• **To do**
Extract the text of each entry below exactly, leaving every image behind.

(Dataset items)
-----

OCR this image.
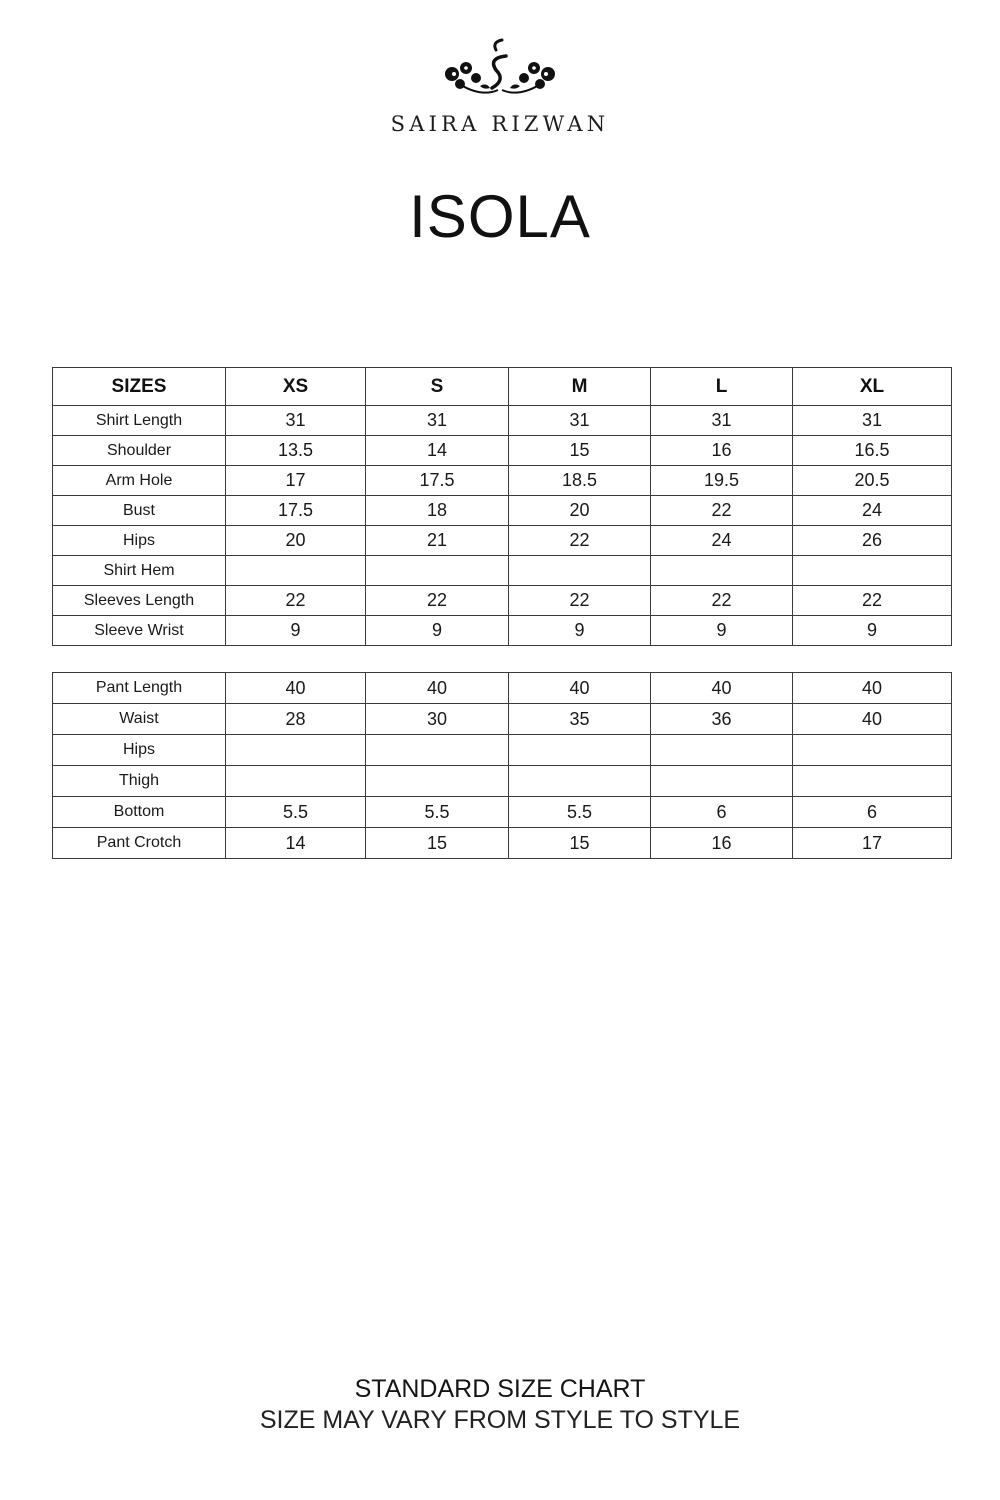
SAIRA RIZWAN
ISOLA
SIZES	XS	S	M	L	XL
Shirt Length	31	31	31	31	31
Shoulder	13.5	14	15	16	16.5
Arm Hole	17	17.5	18.5	19.5	20.5
Bust	17.5	18	20	22	24
Hips	20	21	22	24	26
Shirt Hem					
Sleeves Length	22	22	22	22	22
Sleeve Wrist	9	9	9	9	9
Pant Length	40	40	40	40	40
Waist	28	30	35	36	40
Hips					
Thigh					
Bottom	5.5	5.5	5.5	6	6
Pant Crotch	14	15	15	16	17
STANDARD SIZE CHART
SIZE MAY VARY FROM STYLE TO STYLE
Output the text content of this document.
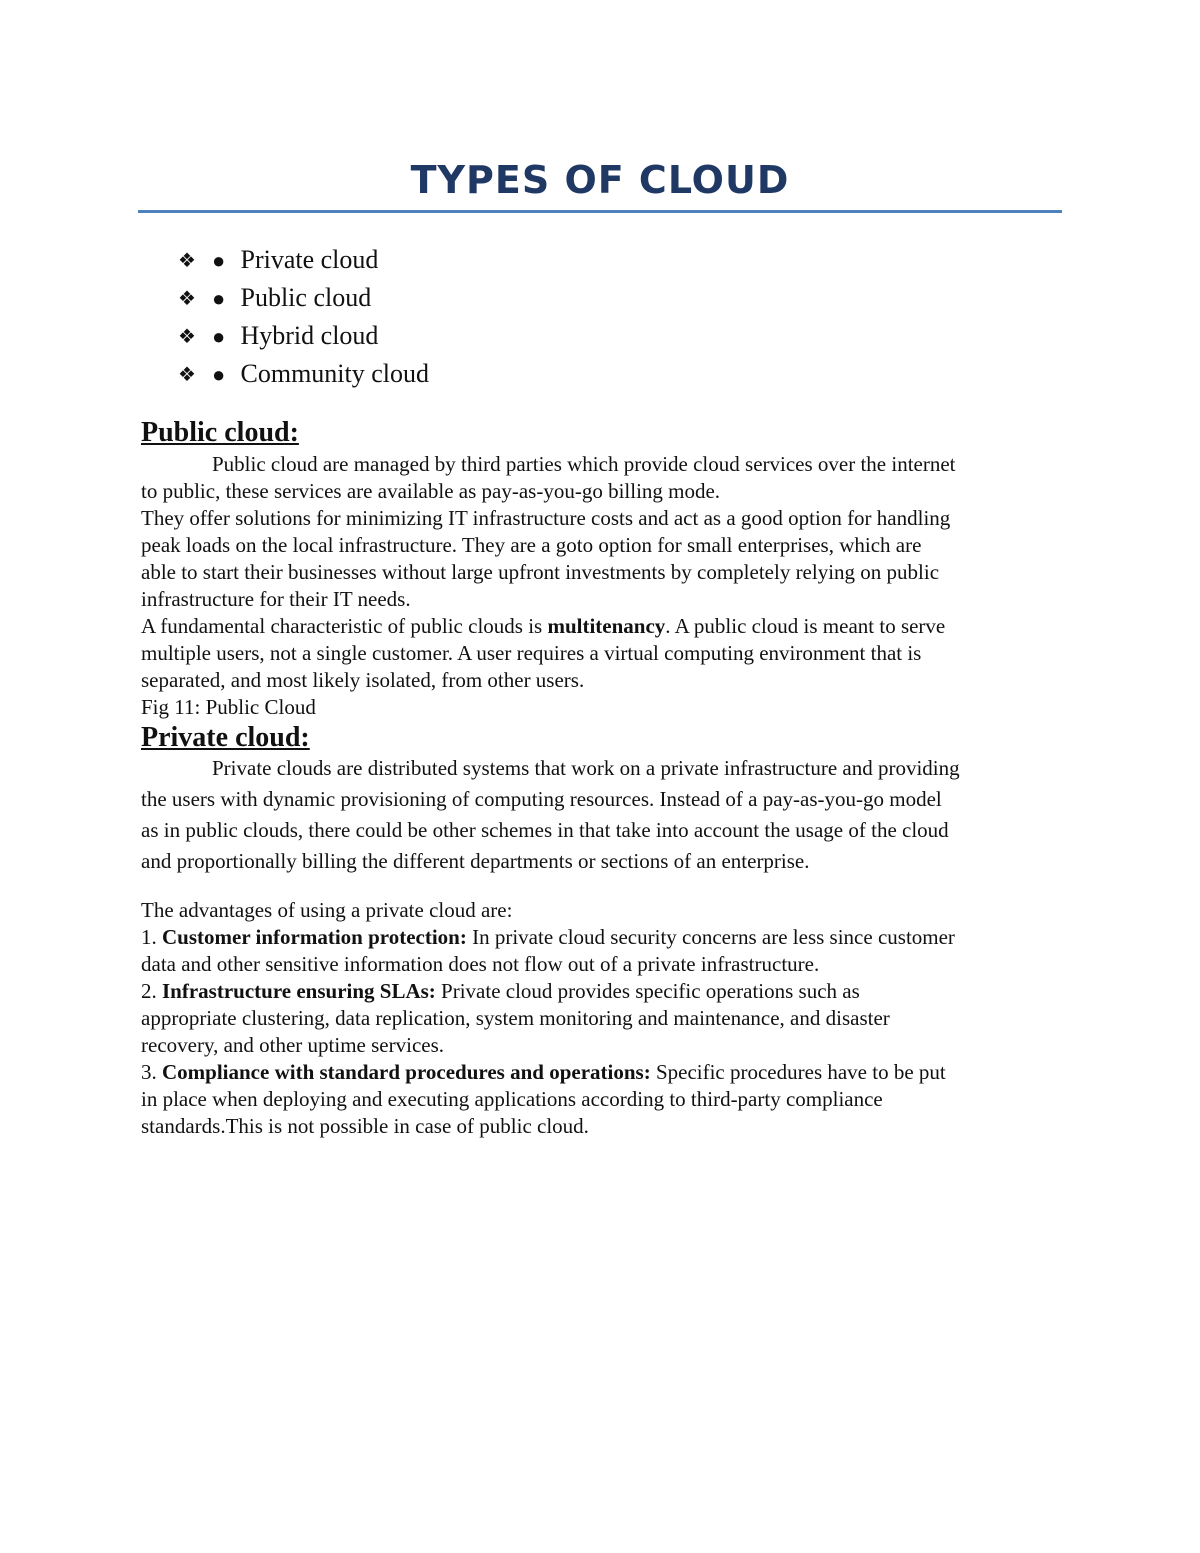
TYPES OF CLOUD
❖ ● Private cloud
❖ ● Public cloud
❖ ● Hybrid cloud
❖ ● Community cloud
Public cloud:
Public cloud are managed by third parties which provide cloud services over the internet
to public, these services are available as pay-as-you-go billing mode.
They offer solutions for minimizing IT infrastructure costs and act as a good option for handling
peak loads on the local infrastructure. They are a goto option for small enterprises, which are
able to start their businesses without large upfront investments by completely relying on public
infrastructure for their IT needs.
A fundamental characteristic of public clouds is multitenancy. A public cloud is meant to serve
multiple users, not a single customer. A user requires a virtual computing environment that is
separated, and most likely isolated, from other users.
Fig 11: Public Cloud
Private cloud:
Private clouds are distributed systems that work on a private infrastructure and providing
the users with dynamic provisioning of computing resources. Instead of a pay-as-you-go model
as in public clouds, there could be other schemes in that take into account the usage of the cloud
and proportionally billing the different departments or sections of an enterprise.
The advantages of using a private cloud are:
1. Customer information protection: In private cloud security concerns are less since customer
data and other sensitive information does not flow out of a private infrastructure.
2. Infrastructure ensuring SLAs: Private cloud provides specific operations such as
appropriate clustering, data replication, system monitoring and maintenance, and disaster
recovery, and other uptime services.
3. Compliance with standard procedures and operations: Specific procedures have to be put
in place when deploying and executing applications according to third-party compliance
standards.This is not possible in case of public cloud.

-----

• **Solution below**
OCR this image.
SAIRA RIZWAN
ISOLA
SIZES	XS	S	M	L	XL
Shirt Length	31	31	31	31	31
Shoulder	13.5	14	15	16	16.5
Arm Hole	17	17.5	18.5	19.5	20.5
Bust	17.5	18	20	22	24
Hips	20	21	22	24	26
Shirt Hem					
Sleeves Length	22	22	22	22	22
Sleeve Wrist	9	9	9	9	9
Pant Length	40	40	40	40	40
Waist	28	30	35	36	40
Hips					
Thigh					
Bottom	5.5	5.5	5.5	6	6
Pant Crotch	14	15	15	16	17
STANDARD SIZE CHART
SIZE MAY VARY FROM STYLE TO STYLE
Output the text content of this document.
TYPES OF CLOUD
❖ ● Private cloud
❖ ● Public cloud
❖ ● Hybrid cloud
❖ ● Community cloud
Public cloud:
Public cloud are managed by third parties which provide cloud services over the internet
to public, these services are available as pay-as-you-go billing mode.
They offer solutions for minimizing IT infrastructure costs and act as a good option for handling
peak loads on the local infrastructure. They are a goto option for small enterprises, which are
able to start their businesses without large upfront investments by completely relying on public
infrastructure for their IT needs.
A fundamental characteristic of public clouds is multitenancy. A public cloud is meant to serve
multiple users, not a single customer. A user requires a virtual computing environment that is
separated, and most likely isolated, from other users.
Fig 11: Public Cloud
Private cloud:
Private clouds are distributed systems that work on a private infrastructure and providing
the users with dynamic provisioning of computing resources. Instead of a pay-as-you-go model
as in public clouds, there could be other schemes in that take into account the usage of the cloud
and proportionally billing the different departments or sections of an enterprise.
The advantages of using a private cloud are:
1. Customer information protection: In private cloud security concerns are less since customer
data and other sensitive information does not flow out of a private infrastructure.
2. Infrastructure ensuring SLAs: Private cloud provides specific operations such as
appropriate clustering, data replication, system monitoring and maintenance, and disaster
recovery, and other uptime services.
3. Compliance with standard procedures and operations: Specific procedures have to be put
in place when deploying and executing applications according to third-party compliance
standards.This is not possible in case of public cloud.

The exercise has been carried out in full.